:: OBJECTIVE ::
Here are some records; return them all exactly.

*** RAW DATA

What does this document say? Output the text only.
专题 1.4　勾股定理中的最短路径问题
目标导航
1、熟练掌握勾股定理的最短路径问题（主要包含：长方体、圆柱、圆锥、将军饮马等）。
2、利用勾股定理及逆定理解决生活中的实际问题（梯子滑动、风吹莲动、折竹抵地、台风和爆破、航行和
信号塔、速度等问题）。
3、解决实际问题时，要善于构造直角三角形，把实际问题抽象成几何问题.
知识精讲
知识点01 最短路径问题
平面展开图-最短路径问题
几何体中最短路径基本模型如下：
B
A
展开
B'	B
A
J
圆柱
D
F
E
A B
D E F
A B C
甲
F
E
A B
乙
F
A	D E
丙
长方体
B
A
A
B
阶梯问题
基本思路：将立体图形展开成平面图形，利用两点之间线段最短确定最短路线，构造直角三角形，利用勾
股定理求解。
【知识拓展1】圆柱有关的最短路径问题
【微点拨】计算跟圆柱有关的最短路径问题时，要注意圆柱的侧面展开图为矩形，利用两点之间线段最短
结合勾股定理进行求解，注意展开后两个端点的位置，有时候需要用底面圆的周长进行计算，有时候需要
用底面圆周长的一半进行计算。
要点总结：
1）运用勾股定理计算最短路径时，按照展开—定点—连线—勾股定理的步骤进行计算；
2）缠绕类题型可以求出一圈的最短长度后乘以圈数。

******

:: RESULT OF THIS TASK ::
What does this document say? Output the text only.
专题 1.4　勾股定理中的最短路径问题
目标导航
1、熟练掌握勾股定理的最短路径问题（主要包含：长方体、圆柱、圆锥、将军饮马等）。
2、利用勾股定理及逆定理解决生活中的实际问题（梯子滑动、风吹莲动、折竹抵地、台风和爆破、航行和
信号塔、速度等问题）。
3、解决实际问题时，要善于构造直角三角形，把实际问题抽象成几何问题.
知识精讲
知识点01 最短路径问题
平面展开图-最短路径问题
几何体中最短路径基本模型如下：
B
A
展开
B'	B
A
J
圆柱
D
F
E
A B
D E F
A B C
甲
F
E
A B
乙
F
A	D E
丙
长方体
B
A
A
B
阶梯问题
基本思路：将立体图形展开成平面图形，利用两点之间线段最短确定最短路线，构造直角三角形，利用勾
股定理求解。
【知识拓展1】圆柱有关的最短路径问题
【微点拨】计算跟圆柱有关的最短路径问题时，要注意圆柱的侧面展开图为矩形，利用两点之间线段最短
结合勾股定理进行求解，注意展开后两个端点的位置，有时候需要用底面圆的周长进行计算，有时候需要
用底面圆周长的一半进行计算。
要点总结：
1）运用勾股定理计算最短路径时，按照展开—定点—连线—勾股定理的步骤进行计算；
2）缠绕类题型可以求出一圈的最短长度后乘以圈数。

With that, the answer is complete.